(Items listed in a dataset)
◇ ◇ ◇
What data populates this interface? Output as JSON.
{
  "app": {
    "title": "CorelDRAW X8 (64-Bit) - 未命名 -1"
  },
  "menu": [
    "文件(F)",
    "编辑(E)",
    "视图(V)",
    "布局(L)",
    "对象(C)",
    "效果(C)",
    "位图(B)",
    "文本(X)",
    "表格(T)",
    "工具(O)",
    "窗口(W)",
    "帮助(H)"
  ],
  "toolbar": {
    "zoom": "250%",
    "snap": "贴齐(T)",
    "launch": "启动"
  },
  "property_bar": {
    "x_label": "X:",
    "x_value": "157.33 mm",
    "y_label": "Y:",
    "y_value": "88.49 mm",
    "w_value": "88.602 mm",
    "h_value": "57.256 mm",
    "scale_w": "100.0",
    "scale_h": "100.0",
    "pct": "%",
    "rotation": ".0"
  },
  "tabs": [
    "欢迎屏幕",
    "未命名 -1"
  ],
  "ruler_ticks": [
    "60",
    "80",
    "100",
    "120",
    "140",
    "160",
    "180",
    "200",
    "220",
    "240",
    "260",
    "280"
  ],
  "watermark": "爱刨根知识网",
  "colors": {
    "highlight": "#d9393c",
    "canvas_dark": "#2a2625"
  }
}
◇ ◇ ◇
Using the data above, return each line exactly as written.

## FINAL RESULT
What data populates this interface? Output as JSON.
{
  "app": {
    "title": "CorelDRAW X8 (64-Bit) - 未命名 -1"
  },
  "menu": [
    "文件(F)",
    "编辑(E)",
    "视图(V)",
    "布局(L)",
    "对象(C)",
    "效果(C)",
    "位图(B)",
    "文本(X)",
    "表格(T)",
    "工具(O)",
    "窗口(W)",
    "帮助(H)"
  ],
  "toolbar": {
    "zoom": "250%",
    "snap": "贴齐(T)",
    "launch": "启动"
  },
  "property_bar": {
    "x_label": "X:",
    "x_value": "157.33 mm",
    "y_label": "Y:",
    "y_value": "88.49 mm",
    "w_value": "88.602 mm",
    "h_value": "57.256 mm",
    "scale_w": "100.0",
    "scale_h": "100.0",
    "pct": "%",
    "rotation": ".0"
  },
  "tabs": [
    "欢迎屏幕",
    "未命名 -1"
  ],
  "ruler_ticks": [
    "60",
    "80",
    "100",
    "120",
    "140",
    "160",
    "180",
    "200",
    "220",
    "240",
    "260",
    "280"
  ],
  "watermark": "爱刨根知识网",
  "colors": {
    "highlight": "#d9393c",
    "canvas_dark": "#2a2625"
  }
}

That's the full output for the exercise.